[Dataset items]
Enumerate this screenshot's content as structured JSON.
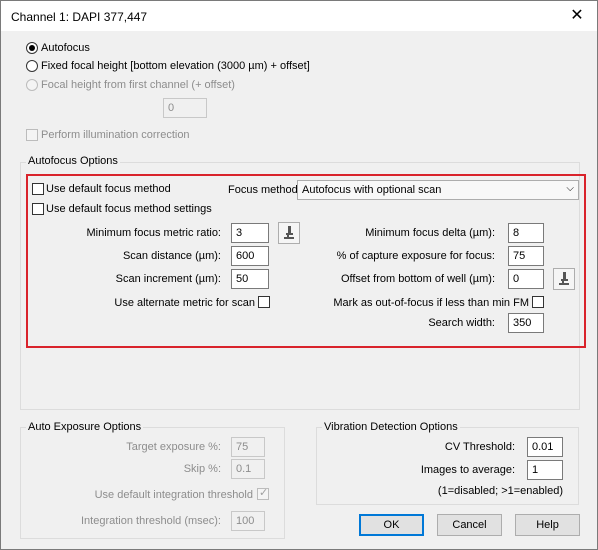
{
  "window": {
    "title": "Channel 1: DAPI 377,447",
    "close_glyph": "✕"
  },
  "focus_mode": {
    "autofocus_label": "Autofocus",
    "fixed_label": "Fixed focal height [bottom elevation (3000 µm) + offset]",
    "first_channel_label": "Focal height from first channel (+ offset)",
    "offset_value": "0"
  },
  "illumination_label": "Perform illumination correction",
  "autofocus_options": {
    "group_title": "Autofocus Options",
    "use_default_method_label": "Use default focus method",
    "use_default_settings_label": "Use default focus method settings",
    "focus_method_label": "Focus method:",
    "focus_method_value": "Autofocus with optional scan",
    "min_metric_ratio_label": "Minimum focus metric ratio:",
    "min_metric_ratio_value": "3",
    "scan_distance_label": "Scan distance (µm):",
    "scan_distance_value": "600",
    "scan_increment_label": "Scan increment (µm):",
    "scan_increment_value": "50",
    "alternate_metric_label": "Use alternate metric for scan",
    "min_delta_label": "Minimum focus delta (µm):",
    "min_delta_value": "8",
    "capture_exposure_label": "% of capture exposure for focus:",
    "capture_exposure_value": "75",
    "offset_bottom_label": "Offset from bottom of well (µm):",
    "offset_bottom_value": "0",
    "mark_out_of_focus_label": "Mark as out-of-focus if less than min FM",
    "search_width_label": "Search width:",
    "search_width_value": "350",
    "highlight_color": "#d9232b"
  },
  "auto_exposure": {
    "group_title": "Auto Exposure Options",
    "target_label": "Target exposure %:",
    "target_value": "75",
    "skip_label": "Skip %:",
    "skip_value": "0.1",
    "default_integration_label": "Use default integration threshold",
    "integration_label": "Integration threshold (msec):",
    "integration_value": "100"
  },
  "vibration": {
    "group_title": "Vibration Detection Options",
    "cv_label": "CV Threshold:",
    "cv_value": "0.01",
    "images_label": "Images to average:",
    "images_value": "1",
    "note": "(1=disabled; >1=enabled)"
  },
  "buttons": {
    "ok": "OK",
    "cancel": "Cancel",
    "help": "Help"
  }
}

• Short problem
Reproduce the material above in full and without alteration, but skip all pictures.

• Exercise answer
Enumerate this screenshot's content as structured JSON.
{
  "window": {
    "title": "Channel 1: DAPI 377,447",
    "close_glyph": "✕"
  },
  "focus_mode": {
    "autofocus_label": "Autofocus",
    "fixed_label": "Fixed focal height [bottom elevation (3000 µm) + offset]",
    "first_channel_label": "Focal height from first channel (+ offset)",
    "offset_value": "0"
  },
  "illumination_label": "Perform illumination correction",
  "autofocus_options": {
    "group_title": "Autofocus Options",
    "use_default_method_label": "Use default focus method",
    "use_default_settings_label": "Use default focus method settings",
    "focus_method_label": "Focus method:",
    "focus_method_value": "Autofocus with optional scan",
    "min_metric_ratio_label": "Minimum focus metric ratio:",
    "min_metric_ratio_value": "3",
    "scan_distance_label": "Scan distance (µm):",
    "scan_distance_value": "600",
    "scan_increment_label": "Scan increment (µm):",
    "scan_increment_value": "50",
    "alternate_metric_label": "Use alternate metric for scan",
    "min_delta_label": "Minimum focus delta (µm):",
    "min_delta_value": "8",
    "capture_exposure_label": "% of capture exposure for focus:",
    "capture_exposure_value": "75",
    "offset_bottom_label": "Offset from bottom of well (µm):",
    "offset_bottom_value": "0",
    "mark_out_of_focus_label": "Mark as out-of-focus if less than min FM",
    "search_width_label": "Search width:",
    "search_width_value": "350",
    "highlight_color": "#d9232b"
  },
  "auto_exposure": {
    "group_title": "Auto Exposure Options",
    "target_label": "Target exposure %:",
    "target_value": "75",
    "skip_label": "Skip %:",
    "skip_value": "0.1",
    "default_integration_label": "Use default integration threshold",
    "integration_label": "Integration threshold (msec):",
    "integration_value": "100"
  },
  "vibration": {
    "group_title": "Vibration Detection Options",
    "cv_label": "CV Threshold:",
    "cv_value": "0.01",
    "images_label": "Images to average:",
    "images_value": "1",
    "note": "(1=disabled; >1=enabled)"
  },
  "buttons": {
    "ok": "OK",
    "cancel": "Cancel",
    "help": "Help"
  }
}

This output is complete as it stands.